(TASK MATERIAL):
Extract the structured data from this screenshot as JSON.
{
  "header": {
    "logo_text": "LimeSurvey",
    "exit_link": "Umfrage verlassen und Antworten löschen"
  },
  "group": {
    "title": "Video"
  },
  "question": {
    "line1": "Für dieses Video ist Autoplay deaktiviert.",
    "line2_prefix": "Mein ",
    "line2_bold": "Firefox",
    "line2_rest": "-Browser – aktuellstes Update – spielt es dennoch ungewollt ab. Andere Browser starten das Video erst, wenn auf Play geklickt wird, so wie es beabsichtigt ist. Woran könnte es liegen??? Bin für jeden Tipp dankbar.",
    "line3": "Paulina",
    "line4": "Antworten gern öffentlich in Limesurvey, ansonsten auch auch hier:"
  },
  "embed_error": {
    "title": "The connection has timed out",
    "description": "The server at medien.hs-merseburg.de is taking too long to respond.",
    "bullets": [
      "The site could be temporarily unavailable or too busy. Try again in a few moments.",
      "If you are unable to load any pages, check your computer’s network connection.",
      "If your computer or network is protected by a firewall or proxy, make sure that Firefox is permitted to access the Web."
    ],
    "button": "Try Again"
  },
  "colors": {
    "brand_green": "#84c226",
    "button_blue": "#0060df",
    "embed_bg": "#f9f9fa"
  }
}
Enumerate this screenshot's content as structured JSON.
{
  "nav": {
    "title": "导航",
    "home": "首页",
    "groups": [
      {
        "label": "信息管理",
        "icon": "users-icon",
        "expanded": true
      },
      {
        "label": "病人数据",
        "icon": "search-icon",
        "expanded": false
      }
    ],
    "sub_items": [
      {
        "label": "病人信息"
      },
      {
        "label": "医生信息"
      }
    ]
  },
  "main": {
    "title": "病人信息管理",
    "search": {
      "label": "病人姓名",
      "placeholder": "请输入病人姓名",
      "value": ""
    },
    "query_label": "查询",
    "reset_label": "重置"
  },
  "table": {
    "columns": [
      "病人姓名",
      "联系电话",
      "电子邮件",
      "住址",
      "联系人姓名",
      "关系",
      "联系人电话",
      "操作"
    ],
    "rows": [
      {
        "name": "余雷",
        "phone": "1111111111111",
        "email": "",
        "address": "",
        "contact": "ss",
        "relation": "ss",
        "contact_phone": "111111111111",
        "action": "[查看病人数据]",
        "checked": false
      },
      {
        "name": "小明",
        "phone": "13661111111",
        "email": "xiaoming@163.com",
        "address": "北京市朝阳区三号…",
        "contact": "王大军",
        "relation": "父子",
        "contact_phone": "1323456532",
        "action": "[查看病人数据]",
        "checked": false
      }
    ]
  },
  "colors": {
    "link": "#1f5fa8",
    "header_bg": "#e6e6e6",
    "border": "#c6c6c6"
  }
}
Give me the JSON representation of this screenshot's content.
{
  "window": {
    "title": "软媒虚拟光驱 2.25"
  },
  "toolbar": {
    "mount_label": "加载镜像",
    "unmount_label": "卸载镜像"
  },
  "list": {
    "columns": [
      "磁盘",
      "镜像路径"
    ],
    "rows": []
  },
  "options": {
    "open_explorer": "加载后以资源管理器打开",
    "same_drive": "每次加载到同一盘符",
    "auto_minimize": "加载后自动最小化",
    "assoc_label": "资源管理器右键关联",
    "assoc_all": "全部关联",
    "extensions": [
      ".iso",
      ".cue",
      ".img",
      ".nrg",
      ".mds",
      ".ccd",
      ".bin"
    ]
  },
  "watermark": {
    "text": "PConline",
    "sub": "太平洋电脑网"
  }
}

(WHAT THE TASK ASKS): Return every line exactly.

(ANSWER TO THIS EXERCISE):
Extract the structured data from this screenshot as JSON.
{
  "header": {
    "logo_text": "LimeSurvey",
    "exit_link": "Umfrage verlassen und Antworten löschen"
  },
  "group": {
    "title": "Video"
  },
  "question": {
    "line1": "Für dieses Video ist Autoplay deaktiviert.",
    "line2_prefix": "Mein ",
    "line2_bold": "Firefox",
    "line2_rest": "-Browser – aktuellstes Update – spielt es dennoch ungewollt ab. Andere Browser starten das Video erst, wenn auf Play geklickt wird, so wie es beabsichtigt ist. Woran könnte es liegen??? Bin für jeden Tipp dankbar.",
    "line3": "Paulina",
    "line4": "Antworten gern öffentlich in Limesurvey, ansonsten auch auch hier:"
  },
  "embed_error": {
    "title": "The connection has timed out",
    "description": "The server at medien.hs-merseburg.de is taking too long to respond.",
    "bullets": [
      "The site could be temporarily unavailable or too busy. Try again in a few moments.",
      "If you are unable to load any pages, check your computer’s network connection.",
      "If your computer or network is protected by a firewall or proxy, make sure that Firefox is permitted to access the Web."
    ],
    "button": "Try Again"
  },
  "colors": {
    "brand_green": "#84c226",
    "button_blue": "#0060df",
    "embed_bg": "#f9f9fa"
  }
}
Enumerate this screenshot's content as structured JSON.
{
  "nav": {
    "title": "导航",
    "home": "首页",
    "groups": [
      {
        "label": "信息管理",
        "icon": "users-icon",
        "expanded": true
      },
      {
        "label": "病人数据",
        "icon": "search-icon",
        "expanded": false
      }
    ],
    "sub_items": [
      {
        "label": "病人信息"
      },
      {
        "label": "医生信息"
      }
    ]
  },
  "main": {
    "title": "病人信息管理",
    "search": {
      "label": "病人姓名",
      "placeholder": "请输入病人姓名",
      "value": ""
    },
    "query_label": "查询",
    "reset_label": "重置"
  },
  "table": {
    "columns": [
      "病人姓名",
      "联系电话",
      "电子邮件",
      "住址",
      "联系人姓名",
      "关系",
      "联系人电话",
      "操作"
    ],
    "rows": [
      {
        "name": "余雷",
        "phone": "1111111111111",
        "email": "",
        "address": "",
        "contact": "ss",
        "relation": "ss",
        "contact_phone": "111111111111",
        "action": "[查看病人数据]",
        "checked": false
      },
      {
        "name": "小明",
        "phone": "13661111111",
        "email": "xiaoming@163.com",
        "address": "北京市朝阳区三号…",
        "contact": "王大军",
        "relation": "父子",
        "contact_phone": "1323456532",
        "action": "[查看病人数据]",
        "checked": false
      }
    ]
  },
  "colors": {
    "link": "#1f5fa8",
    "header_bg": "#e6e6e6",
    "border": "#c6c6c6"
  }
}
Give me the JSON representation of this screenshot's content.
{
  "window": {
    "title": "软媒虚拟光驱 2.25"
  },
  "toolbar": {
    "mount_label": "加载镜像",
    "unmount_label": "卸载镜像"
  },
  "list": {
    "columns": [
      "磁盘",
      "镜像路径"
    ],
    "rows": []
  },
  "options": {
    "open_explorer": "加载后以资源管理器打开",
    "same_drive": "每次加载到同一盘符",
    "auto_minimize": "加载后自动最小化",
    "assoc_label": "资源管理器右键关联",
    "assoc_all": "全部关联",
    "extensions": [
      ".iso",
      ".cue",
      ".img",
      ".nrg",
      ".mds",
      ".ccd",
      ".bin"
    ]
  },
  "watermark": {
    "text": "PConline",
    "sub": "太平洋电脑网"
  }
}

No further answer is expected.